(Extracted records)
......
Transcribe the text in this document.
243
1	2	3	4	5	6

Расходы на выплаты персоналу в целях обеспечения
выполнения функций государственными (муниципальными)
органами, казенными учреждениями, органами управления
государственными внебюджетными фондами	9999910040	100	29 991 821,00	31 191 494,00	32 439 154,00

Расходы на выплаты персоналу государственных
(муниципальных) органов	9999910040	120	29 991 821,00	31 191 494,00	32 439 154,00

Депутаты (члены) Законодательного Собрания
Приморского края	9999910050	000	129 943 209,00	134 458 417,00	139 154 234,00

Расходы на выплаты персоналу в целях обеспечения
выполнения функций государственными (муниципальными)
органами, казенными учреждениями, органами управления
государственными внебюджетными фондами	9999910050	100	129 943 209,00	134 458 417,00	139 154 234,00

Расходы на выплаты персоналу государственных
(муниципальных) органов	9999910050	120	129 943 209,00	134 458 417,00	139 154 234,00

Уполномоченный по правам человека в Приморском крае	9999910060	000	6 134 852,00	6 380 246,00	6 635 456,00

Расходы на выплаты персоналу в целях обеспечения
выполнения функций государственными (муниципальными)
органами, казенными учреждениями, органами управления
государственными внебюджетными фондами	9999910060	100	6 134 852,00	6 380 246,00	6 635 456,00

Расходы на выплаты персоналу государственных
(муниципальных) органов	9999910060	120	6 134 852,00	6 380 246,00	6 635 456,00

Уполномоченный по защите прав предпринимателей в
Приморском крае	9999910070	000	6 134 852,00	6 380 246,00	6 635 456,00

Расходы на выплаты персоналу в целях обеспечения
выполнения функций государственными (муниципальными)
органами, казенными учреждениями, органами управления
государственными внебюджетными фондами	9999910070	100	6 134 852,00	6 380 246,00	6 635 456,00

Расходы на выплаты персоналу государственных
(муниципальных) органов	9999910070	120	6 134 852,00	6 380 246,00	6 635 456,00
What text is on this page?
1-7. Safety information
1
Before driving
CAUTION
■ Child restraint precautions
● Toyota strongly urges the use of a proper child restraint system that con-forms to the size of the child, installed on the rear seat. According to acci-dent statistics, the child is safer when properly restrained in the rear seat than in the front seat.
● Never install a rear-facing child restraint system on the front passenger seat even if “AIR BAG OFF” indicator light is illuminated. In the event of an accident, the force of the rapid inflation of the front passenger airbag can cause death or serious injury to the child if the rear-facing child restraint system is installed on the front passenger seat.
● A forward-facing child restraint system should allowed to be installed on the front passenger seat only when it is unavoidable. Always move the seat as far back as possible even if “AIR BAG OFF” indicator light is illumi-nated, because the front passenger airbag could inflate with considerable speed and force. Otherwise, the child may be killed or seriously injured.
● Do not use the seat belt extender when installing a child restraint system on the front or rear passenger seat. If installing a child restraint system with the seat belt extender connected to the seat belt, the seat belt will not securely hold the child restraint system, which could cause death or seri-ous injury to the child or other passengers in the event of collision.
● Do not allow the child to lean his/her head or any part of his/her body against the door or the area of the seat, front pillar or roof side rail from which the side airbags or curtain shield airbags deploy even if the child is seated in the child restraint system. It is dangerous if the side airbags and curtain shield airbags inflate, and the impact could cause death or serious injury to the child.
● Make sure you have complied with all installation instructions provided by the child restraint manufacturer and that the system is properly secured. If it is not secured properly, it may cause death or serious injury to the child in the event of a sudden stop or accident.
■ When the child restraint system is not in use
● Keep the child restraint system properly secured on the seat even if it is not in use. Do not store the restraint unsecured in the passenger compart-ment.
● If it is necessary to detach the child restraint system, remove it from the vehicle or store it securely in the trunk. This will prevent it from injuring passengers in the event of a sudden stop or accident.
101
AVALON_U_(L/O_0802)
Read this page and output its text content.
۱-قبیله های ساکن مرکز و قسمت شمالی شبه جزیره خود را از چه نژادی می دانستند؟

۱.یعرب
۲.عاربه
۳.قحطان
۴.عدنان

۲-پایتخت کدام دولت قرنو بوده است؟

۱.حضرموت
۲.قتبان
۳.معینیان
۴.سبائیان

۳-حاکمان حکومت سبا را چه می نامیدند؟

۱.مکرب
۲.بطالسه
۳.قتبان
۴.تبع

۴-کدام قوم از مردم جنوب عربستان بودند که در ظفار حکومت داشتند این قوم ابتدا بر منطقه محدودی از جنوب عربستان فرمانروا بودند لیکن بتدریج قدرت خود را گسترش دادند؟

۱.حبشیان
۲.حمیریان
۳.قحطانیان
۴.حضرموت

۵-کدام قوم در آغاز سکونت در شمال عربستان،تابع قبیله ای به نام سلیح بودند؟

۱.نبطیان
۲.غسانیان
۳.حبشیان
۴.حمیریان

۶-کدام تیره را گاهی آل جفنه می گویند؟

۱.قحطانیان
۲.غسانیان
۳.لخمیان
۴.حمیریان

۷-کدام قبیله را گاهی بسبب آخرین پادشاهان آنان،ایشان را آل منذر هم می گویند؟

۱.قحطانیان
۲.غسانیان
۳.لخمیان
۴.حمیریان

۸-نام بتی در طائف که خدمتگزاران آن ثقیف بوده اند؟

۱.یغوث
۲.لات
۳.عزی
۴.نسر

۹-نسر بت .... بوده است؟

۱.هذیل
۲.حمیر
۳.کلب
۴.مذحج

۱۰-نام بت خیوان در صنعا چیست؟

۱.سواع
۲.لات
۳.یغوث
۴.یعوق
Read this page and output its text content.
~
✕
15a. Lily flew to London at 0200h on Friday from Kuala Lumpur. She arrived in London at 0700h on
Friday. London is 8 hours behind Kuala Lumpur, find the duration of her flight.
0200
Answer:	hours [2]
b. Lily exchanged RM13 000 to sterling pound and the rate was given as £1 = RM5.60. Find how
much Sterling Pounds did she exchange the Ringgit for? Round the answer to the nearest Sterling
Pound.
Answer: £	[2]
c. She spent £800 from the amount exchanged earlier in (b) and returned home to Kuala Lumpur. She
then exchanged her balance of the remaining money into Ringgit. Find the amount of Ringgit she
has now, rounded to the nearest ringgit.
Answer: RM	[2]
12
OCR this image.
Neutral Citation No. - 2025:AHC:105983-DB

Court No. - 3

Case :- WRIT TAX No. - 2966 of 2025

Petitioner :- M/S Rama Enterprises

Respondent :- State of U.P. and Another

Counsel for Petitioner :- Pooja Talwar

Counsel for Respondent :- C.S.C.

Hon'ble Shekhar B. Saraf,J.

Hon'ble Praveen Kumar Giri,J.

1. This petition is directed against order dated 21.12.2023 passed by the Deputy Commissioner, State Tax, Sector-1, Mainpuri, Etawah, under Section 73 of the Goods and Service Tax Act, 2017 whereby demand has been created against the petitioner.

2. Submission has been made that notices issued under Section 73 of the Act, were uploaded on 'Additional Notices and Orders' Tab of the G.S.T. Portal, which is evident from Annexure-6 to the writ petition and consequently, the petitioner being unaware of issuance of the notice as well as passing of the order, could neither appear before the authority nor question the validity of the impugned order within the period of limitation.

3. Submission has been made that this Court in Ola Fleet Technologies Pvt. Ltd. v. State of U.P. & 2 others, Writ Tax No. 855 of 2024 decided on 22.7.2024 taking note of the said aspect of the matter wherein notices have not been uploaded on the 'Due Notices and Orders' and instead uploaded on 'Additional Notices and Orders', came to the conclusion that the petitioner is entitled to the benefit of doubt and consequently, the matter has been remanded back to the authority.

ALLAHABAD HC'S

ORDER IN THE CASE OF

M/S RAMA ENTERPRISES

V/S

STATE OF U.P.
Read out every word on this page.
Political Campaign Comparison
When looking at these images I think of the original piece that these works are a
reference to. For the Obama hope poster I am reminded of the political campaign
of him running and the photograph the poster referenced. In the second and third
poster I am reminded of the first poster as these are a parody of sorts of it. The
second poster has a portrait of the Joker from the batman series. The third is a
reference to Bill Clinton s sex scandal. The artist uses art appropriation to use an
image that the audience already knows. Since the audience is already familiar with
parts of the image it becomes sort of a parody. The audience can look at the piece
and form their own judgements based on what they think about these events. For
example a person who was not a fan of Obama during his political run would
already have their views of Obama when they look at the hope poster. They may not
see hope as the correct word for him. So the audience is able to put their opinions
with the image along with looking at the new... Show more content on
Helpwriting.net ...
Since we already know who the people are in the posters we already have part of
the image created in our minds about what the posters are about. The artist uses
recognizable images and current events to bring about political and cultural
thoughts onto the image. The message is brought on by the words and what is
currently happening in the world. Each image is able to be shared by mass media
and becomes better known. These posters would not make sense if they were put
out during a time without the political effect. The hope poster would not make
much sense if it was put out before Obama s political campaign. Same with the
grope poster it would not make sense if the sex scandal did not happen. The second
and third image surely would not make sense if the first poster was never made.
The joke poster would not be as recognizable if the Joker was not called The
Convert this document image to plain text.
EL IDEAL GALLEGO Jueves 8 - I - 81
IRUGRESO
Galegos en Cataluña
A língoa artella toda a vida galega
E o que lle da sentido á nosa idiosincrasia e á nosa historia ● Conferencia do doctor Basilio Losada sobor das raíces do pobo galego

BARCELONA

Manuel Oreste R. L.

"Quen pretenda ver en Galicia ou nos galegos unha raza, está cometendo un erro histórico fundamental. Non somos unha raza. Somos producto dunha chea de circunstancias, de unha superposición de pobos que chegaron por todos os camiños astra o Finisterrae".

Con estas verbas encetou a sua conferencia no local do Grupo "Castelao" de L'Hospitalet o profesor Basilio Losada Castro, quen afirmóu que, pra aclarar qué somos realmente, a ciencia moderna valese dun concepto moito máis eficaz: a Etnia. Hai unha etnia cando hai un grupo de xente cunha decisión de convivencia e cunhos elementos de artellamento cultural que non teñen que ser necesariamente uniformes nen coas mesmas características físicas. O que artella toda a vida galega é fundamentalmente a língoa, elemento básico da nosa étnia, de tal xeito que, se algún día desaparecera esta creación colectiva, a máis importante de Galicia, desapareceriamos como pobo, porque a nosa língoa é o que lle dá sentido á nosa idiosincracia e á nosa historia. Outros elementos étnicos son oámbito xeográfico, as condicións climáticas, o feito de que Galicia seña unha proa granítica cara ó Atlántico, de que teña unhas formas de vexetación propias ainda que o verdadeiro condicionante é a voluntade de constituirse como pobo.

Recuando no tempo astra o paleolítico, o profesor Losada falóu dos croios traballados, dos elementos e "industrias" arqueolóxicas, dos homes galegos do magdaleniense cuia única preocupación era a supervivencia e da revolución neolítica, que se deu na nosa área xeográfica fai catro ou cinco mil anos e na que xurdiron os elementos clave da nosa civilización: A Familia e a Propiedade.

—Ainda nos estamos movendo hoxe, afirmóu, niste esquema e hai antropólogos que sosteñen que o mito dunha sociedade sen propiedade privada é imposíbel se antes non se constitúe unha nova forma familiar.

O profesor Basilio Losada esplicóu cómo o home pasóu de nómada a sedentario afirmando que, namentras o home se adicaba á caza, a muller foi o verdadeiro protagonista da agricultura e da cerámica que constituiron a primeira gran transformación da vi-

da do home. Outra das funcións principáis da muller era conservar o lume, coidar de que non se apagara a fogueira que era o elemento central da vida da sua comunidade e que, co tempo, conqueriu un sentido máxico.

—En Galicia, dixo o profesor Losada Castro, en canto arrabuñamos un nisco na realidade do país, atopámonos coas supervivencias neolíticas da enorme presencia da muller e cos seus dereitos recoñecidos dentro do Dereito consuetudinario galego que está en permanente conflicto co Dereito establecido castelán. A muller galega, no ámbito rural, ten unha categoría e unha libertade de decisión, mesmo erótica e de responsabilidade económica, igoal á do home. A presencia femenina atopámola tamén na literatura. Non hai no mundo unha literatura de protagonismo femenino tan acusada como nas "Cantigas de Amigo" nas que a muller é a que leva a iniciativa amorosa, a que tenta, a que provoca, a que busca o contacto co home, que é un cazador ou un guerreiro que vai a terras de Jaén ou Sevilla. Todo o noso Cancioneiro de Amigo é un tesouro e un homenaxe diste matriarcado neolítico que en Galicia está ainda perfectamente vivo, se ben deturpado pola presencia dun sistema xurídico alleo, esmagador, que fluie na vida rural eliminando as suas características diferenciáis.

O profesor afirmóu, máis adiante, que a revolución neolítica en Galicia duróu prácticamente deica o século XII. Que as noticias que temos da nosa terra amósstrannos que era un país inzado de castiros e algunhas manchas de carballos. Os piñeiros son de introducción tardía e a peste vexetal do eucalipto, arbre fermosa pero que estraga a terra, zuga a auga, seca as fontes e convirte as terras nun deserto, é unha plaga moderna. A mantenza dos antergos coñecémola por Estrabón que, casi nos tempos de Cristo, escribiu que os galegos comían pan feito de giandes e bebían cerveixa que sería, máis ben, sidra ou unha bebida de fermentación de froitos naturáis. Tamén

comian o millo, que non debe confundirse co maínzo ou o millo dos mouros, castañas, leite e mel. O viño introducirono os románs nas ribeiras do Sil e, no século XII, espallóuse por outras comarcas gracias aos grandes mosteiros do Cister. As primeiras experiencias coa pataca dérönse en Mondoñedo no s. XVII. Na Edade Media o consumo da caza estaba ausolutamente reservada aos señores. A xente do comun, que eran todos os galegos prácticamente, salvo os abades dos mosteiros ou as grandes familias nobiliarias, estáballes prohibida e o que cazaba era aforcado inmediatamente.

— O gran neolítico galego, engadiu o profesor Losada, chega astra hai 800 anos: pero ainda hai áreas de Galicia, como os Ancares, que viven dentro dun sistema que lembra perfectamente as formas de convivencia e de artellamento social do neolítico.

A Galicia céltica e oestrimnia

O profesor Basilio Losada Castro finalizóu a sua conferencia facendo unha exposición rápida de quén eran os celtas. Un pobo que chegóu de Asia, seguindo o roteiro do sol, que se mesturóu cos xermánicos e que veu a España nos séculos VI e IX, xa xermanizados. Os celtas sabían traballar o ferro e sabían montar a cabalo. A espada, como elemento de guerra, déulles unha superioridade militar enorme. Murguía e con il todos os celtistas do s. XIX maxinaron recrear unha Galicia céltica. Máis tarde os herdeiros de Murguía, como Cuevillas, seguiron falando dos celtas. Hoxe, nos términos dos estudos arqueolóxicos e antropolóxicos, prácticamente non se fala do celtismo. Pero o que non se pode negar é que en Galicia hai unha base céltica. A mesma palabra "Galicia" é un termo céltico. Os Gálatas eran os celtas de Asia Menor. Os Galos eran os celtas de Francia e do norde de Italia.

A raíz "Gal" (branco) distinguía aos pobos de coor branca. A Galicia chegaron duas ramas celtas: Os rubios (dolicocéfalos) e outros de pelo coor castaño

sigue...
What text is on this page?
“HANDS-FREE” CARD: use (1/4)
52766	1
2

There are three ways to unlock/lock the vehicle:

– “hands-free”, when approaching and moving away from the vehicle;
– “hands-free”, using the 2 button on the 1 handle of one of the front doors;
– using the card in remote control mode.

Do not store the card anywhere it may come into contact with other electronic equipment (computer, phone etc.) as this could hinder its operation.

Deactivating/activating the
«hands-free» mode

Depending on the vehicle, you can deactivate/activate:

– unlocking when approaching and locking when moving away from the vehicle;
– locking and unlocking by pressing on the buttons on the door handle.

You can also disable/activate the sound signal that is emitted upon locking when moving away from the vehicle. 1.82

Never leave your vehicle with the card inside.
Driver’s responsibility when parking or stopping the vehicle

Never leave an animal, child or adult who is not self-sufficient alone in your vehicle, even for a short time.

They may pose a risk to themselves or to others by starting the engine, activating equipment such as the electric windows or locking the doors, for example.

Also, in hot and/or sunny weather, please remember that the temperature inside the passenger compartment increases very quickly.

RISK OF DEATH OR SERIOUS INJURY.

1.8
......
Set task →
The word "Obama" appears in how many lines of the records? Give the number only.

Exercise solution →
4